**Exercise description**
What follows is a listing. Return every line of it exactly.

**Input material**
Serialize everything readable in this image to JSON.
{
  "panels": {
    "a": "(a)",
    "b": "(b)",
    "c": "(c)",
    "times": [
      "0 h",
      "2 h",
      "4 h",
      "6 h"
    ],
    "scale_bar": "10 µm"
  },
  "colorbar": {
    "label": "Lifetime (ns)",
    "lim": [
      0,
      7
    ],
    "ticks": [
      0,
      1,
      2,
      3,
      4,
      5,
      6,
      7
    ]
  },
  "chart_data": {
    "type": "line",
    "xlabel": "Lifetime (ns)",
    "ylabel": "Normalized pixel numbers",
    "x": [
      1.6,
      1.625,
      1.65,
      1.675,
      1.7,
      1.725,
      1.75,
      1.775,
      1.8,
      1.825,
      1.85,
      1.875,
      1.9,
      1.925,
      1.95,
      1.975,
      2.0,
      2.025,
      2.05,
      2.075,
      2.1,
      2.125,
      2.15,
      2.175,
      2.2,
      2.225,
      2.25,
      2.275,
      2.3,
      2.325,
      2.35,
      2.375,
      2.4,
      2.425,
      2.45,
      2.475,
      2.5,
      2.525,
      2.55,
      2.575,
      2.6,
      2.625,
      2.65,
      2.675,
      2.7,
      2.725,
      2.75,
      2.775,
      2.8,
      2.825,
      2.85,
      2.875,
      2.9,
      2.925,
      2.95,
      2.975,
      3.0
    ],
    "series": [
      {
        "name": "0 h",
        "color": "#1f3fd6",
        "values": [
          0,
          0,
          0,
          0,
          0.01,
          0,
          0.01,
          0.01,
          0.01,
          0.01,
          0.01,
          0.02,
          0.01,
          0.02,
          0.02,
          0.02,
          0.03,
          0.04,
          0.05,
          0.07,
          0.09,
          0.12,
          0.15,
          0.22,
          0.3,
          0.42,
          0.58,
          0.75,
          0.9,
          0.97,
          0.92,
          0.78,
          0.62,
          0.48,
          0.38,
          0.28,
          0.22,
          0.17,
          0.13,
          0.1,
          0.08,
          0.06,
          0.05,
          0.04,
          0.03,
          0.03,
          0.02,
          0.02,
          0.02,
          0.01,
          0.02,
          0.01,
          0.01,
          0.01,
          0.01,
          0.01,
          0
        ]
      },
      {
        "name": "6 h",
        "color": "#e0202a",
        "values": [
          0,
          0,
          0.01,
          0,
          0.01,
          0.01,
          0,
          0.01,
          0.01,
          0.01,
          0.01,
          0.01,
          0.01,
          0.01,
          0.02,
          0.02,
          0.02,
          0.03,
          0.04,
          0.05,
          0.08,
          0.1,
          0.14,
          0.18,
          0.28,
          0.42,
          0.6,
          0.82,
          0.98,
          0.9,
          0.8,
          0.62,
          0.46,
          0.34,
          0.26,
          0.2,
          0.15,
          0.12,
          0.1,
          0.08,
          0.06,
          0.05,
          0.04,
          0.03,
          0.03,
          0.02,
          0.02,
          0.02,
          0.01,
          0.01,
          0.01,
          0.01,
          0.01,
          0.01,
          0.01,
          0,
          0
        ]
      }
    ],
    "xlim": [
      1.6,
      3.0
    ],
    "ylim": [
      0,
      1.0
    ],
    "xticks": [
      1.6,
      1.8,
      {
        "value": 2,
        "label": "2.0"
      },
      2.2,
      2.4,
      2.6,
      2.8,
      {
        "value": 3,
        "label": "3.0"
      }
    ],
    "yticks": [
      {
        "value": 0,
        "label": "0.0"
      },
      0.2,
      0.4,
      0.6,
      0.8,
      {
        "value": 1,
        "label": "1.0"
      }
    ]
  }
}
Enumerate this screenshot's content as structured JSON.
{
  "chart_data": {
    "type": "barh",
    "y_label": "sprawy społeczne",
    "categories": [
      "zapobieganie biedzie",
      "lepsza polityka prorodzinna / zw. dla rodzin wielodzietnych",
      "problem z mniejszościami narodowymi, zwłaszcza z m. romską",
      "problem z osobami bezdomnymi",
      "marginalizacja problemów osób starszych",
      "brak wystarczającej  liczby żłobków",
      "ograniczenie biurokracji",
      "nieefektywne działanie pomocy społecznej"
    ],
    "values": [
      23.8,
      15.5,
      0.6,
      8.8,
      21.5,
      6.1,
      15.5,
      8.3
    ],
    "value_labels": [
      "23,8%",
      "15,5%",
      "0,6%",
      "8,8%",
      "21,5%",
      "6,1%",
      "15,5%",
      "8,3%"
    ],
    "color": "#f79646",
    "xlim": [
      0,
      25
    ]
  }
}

**Complete response**
Serialize everything readable in this image to JSON.
{
  "panels": {
    "a": "(a)",
    "b": "(b)",
    "c": "(c)",
    "times": [
      "0 h",
      "2 h",
      "4 h",
      "6 h"
    ],
    "scale_bar": "10 µm"
  },
  "colorbar": {
    "label": "Lifetime (ns)",
    "lim": [
      0,
      7
    ],
    "ticks": [
      0,
      1,
      2,
      3,
      4,
      5,
      6,
      7
    ]
  },
  "chart_data": {
    "type": "line",
    "xlabel": "Lifetime (ns)",
    "ylabel": "Normalized pixel numbers",
    "x": [
      1.6,
      1.625,
      1.65,
      1.675,
      1.7,
      1.725,
      1.75,
      1.775,
      1.8,
      1.825,
      1.85,
      1.875,
      1.9,
      1.925,
      1.95,
      1.975,
      2.0,
      2.025,
      2.05,
      2.075,
      2.1,
      2.125,
      2.15,
      2.175,
      2.2,
      2.225,
      2.25,
      2.275,
      2.3,
      2.325,
      2.35,
      2.375,
      2.4,
      2.425,
      2.45,
      2.475,
      2.5,
      2.525,
      2.55,
      2.575,
      2.6,
      2.625,
      2.65,
      2.675,
      2.7,
      2.725,
      2.75,
      2.775,
      2.8,
      2.825,
      2.85,
      2.875,
      2.9,
      2.925,
      2.95,
      2.975,
      3.0
    ],
    "series": [
      {
        "name": "0 h",
        "color": "#1f3fd6",
        "values": [
          0,
          0,
          0,
          0,
          0.01,
          0,
          0.01,
          0.01,
          0.01,
          0.01,
          0.01,
          0.02,
          0.01,
          0.02,
          0.02,
          0.02,
          0.03,
          0.04,
          0.05,
          0.07,
          0.09,
          0.12,
          0.15,
          0.22,
          0.3,
          0.42,
          0.58,
          0.75,
          0.9,
          0.97,
          0.92,
          0.78,
          0.62,
          0.48,
          0.38,
          0.28,
          0.22,
          0.17,
          0.13,
          0.1,
          0.08,
          0.06,
          0.05,
          0.04,
          0.03,
          0.03,
          0.02,
          0.02,
          0.02,
          0.01,
          0.02,
          0.01,
          0.01,
          0.01,
          0.01,
          0.01,
          0
        ]
      },
      {
        "name": "6 h",
        "color": "#e0202a",
        "values": [
          0,
          0,
          0.01,
          0,
          0.01,
          0.01,
          0,
          0.01,
          0.01,
          0.01,
          0.01,
          0.01,
          0.01,
          0.01,
          0.02,
          0.02,
          0.02,
          0.03,
          0.04,
          0.05,
          0.08,
          0.1,
          0.14,
          0.18,
          0.28,
          0.42,
          0.6,
          0.82,
          0.98,
          0.9,
          0.8,
          0.62,
          0.46,
          0.34,
          0.26,
          0.2,
          0.15,
          0.12,
          0.1,
          0.08,
          0.06,
          0.05,
          0.04,
          0.03,
          0.03,
          0.02,
          0.02,
          0.02,
          0.01,
          0.01,
          0.01,
          0.01,
          0.01,
          0.01,
          0.01,
          0,
          0
        ]
      }
    ],
    "xlim": [
      1.6,
      3.0
    ],
    "ylim": [
      0,
      1.0
    ],
    "xticks": [
      1.6,
      1.8,
      {
        "value": 2,
        "label": "2.0"
      },
      2.2,
      2.4,
      2.6,
      2.8,
      {
        "value": 3,
        "label": "3.0"
      }
    ],
    "yticks": [
      {
        "value": 0,
        "label": "0.0"
      },
      0.2,
      0.4,
      0.6,
      0.8,
      {
        "value": 1,
        "label": "1.0"
      }
    ]
  }
}
Enumerate this screenshot's content as structured JSON.
{
  "chart_data": {
    "type": "barh",
    "y_label": "sprawy społeczne",
    "categories": [
      "zapobieganie biedzie",
      "lepsza polityka prorodzinna / zw. dla rodzin wielodzietnych",
      "problem z mniejszościami narodowymi, zwłaszcza z m. romską",
      "problem z osobami bezdomnymi",
      "marginalizacja problemów osób starszych",
      "brak wystarczającej  liczby żłobków",
      "ograniczenie biurokracji",
      "nieefektywne działanie pomocy społecznej"
    ],
    "values": [
      23.8,
      15.5,
      0.6,
      8.8,
      21.5,
      6.1,
      15.5,
      8.3
    ],
    "value_labels": [
      "23,8%",
      "15,5%",
      "0,6%",
      "8,8%",
      "21,5%",
      "6,1%",
      "15,5%",
      "8,3%"
    ],
    "color": "#f79646",
    "xlim": [
      0,
      25
    ]
  }
}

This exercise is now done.